— BEGIN —
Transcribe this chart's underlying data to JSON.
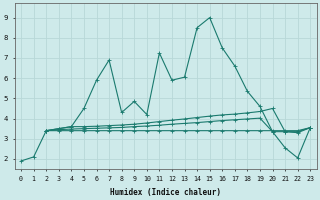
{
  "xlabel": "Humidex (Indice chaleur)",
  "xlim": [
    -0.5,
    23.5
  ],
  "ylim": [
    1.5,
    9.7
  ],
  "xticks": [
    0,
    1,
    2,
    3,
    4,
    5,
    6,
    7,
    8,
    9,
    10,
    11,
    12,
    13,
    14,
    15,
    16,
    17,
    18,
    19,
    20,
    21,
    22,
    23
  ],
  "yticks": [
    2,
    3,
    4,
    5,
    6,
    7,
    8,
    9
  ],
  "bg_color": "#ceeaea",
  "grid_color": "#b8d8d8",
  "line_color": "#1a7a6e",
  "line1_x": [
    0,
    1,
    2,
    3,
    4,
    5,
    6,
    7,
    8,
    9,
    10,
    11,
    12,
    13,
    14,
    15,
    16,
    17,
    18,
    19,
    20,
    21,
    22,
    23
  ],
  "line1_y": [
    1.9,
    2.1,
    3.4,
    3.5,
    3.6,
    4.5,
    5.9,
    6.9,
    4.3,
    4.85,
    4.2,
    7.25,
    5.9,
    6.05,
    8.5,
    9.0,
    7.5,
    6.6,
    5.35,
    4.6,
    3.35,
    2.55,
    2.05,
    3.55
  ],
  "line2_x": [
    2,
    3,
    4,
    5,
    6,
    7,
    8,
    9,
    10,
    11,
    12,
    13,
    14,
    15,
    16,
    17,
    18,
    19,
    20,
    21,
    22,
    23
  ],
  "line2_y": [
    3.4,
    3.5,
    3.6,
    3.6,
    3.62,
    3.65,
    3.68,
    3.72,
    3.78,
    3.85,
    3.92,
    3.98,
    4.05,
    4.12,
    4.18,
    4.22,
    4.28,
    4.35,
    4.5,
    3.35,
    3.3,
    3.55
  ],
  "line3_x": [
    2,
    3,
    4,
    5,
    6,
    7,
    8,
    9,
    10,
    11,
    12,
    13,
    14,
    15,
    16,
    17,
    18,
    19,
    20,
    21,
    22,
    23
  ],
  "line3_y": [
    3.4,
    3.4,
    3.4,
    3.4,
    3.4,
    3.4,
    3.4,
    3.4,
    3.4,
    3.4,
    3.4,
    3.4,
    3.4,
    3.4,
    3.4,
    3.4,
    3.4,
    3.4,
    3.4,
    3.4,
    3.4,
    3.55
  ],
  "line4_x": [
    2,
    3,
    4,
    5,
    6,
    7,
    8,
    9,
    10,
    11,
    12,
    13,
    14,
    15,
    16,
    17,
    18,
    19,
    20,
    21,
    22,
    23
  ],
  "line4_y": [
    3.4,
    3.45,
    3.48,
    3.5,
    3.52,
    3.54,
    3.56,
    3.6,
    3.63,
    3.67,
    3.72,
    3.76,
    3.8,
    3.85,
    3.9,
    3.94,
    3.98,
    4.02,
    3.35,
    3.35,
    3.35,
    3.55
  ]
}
— END —
— BEGIN —
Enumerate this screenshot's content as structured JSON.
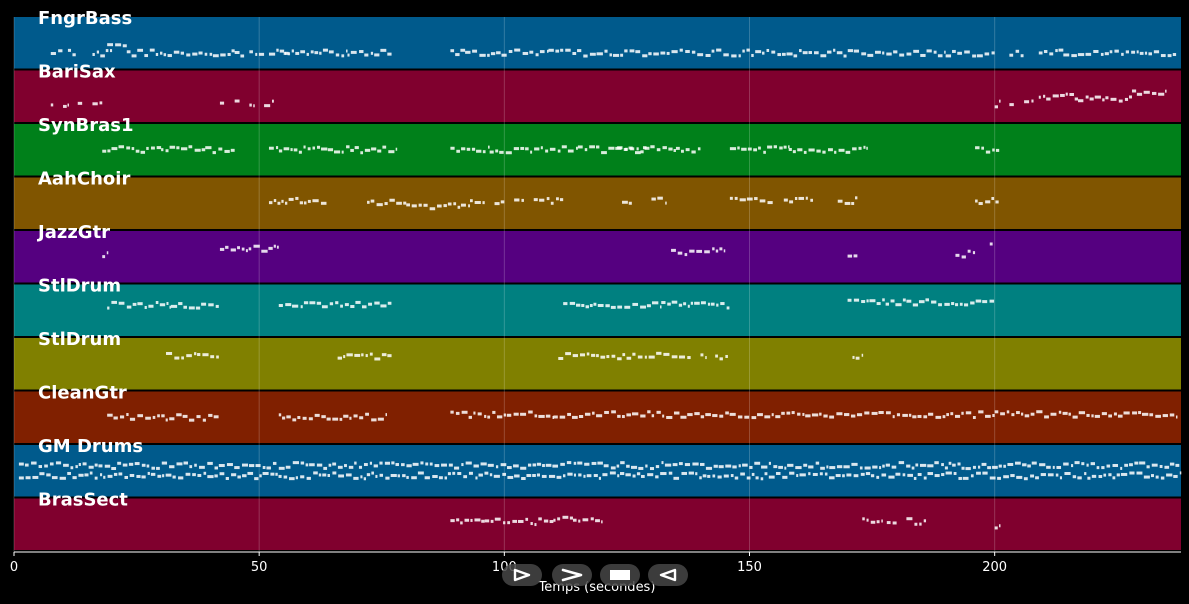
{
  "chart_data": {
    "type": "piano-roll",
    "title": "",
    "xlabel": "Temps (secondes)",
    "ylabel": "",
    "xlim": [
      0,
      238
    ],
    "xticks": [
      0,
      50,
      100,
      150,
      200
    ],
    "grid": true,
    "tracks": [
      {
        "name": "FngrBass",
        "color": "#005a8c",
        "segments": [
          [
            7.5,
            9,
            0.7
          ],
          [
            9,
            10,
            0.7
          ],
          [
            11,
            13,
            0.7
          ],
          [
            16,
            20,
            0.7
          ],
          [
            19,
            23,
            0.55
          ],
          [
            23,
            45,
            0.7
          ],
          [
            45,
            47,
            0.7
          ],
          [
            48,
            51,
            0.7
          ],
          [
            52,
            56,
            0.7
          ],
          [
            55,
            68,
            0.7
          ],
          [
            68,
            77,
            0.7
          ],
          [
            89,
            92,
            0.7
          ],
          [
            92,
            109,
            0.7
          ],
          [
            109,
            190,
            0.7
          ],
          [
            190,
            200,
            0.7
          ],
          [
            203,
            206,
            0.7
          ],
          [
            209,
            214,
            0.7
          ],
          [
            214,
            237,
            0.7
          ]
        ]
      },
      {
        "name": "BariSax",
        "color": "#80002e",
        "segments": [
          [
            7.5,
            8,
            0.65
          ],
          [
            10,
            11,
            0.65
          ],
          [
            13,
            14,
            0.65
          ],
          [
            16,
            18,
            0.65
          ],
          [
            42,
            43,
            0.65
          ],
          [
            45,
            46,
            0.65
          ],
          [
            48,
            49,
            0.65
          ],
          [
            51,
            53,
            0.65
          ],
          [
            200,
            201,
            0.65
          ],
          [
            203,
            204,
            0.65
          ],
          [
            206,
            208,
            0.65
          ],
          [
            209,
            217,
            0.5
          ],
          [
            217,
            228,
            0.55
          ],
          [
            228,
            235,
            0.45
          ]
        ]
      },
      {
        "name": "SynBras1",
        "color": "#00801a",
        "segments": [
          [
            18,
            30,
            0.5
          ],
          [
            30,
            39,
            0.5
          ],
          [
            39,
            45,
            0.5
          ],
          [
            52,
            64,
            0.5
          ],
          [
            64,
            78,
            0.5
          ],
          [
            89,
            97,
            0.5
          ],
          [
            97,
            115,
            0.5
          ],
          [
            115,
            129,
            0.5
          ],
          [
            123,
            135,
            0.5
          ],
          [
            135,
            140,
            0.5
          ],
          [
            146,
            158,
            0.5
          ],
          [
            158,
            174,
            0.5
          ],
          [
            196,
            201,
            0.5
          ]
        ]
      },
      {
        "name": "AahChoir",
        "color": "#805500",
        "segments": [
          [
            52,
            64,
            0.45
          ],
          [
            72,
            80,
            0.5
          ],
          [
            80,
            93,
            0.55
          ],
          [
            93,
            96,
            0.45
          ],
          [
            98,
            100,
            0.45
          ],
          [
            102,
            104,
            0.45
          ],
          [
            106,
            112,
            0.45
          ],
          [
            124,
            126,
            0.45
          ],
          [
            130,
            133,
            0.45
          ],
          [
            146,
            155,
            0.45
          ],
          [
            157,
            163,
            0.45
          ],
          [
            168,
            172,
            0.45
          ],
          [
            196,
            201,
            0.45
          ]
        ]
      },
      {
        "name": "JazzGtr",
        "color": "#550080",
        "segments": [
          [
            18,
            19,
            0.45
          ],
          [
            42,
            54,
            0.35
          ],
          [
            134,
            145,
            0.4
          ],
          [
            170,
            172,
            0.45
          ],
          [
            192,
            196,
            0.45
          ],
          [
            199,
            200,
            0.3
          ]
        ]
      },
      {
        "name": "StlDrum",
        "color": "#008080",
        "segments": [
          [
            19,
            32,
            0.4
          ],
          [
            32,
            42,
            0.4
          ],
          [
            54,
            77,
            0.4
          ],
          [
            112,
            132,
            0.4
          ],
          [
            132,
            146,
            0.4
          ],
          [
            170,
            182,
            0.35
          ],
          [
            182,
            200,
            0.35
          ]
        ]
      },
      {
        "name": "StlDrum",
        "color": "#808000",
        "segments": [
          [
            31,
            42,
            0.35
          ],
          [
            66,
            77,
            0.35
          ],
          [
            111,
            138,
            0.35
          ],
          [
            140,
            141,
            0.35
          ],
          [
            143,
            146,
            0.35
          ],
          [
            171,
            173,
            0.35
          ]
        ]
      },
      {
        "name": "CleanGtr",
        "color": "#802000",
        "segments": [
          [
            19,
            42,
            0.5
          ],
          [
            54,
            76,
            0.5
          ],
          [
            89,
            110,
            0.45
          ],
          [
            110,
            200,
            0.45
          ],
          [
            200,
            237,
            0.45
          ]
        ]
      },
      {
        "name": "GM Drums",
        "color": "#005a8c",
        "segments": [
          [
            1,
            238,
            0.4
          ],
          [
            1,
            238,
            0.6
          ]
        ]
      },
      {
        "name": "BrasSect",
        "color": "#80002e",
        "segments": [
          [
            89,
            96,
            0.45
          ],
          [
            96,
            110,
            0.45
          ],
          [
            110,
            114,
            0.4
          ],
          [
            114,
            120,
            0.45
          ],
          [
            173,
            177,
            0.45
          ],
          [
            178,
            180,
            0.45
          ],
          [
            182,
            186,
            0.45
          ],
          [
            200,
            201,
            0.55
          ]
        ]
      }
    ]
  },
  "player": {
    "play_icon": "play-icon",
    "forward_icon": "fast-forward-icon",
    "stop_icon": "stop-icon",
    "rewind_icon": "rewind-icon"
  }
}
— END —
— BEGIN —
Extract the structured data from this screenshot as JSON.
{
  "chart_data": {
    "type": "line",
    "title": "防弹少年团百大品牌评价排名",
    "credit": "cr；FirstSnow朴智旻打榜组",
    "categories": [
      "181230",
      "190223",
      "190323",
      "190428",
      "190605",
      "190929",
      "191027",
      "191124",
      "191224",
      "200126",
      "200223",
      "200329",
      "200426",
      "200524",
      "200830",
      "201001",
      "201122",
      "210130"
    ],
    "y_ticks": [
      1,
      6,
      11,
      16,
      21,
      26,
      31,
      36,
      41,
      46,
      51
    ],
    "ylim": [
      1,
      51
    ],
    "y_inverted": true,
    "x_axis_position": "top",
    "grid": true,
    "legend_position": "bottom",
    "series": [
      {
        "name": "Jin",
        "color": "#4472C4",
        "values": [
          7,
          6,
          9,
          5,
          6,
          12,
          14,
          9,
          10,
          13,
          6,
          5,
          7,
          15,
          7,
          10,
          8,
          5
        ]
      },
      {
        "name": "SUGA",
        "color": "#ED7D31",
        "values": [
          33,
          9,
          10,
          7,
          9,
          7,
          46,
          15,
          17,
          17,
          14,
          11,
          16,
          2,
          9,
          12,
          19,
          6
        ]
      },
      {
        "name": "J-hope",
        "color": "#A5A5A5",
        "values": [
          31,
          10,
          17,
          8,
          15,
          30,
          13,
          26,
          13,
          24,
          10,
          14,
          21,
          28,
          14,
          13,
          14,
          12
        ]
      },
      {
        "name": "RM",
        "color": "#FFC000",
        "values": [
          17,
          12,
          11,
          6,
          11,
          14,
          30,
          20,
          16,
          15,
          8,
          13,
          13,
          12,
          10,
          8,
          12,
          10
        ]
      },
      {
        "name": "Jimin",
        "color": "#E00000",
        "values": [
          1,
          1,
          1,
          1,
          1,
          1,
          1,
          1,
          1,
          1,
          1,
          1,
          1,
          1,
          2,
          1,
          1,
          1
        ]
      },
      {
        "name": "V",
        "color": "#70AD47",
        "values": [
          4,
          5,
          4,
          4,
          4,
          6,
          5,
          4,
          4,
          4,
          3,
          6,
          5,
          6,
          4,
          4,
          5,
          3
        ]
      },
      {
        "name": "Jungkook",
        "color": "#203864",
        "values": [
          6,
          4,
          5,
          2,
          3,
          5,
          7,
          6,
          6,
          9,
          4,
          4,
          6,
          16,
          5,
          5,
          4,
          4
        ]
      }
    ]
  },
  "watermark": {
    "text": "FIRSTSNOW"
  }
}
— END —
■ **EXERCISE GOAL**
Identify and copy the lines holding the word "xlabel".

■ **RESPONSE FOR THIS EXERCISE**
  "xlabel": "Humidex (Indice chaleur)",
    "xlabel": "Temps (secondes)",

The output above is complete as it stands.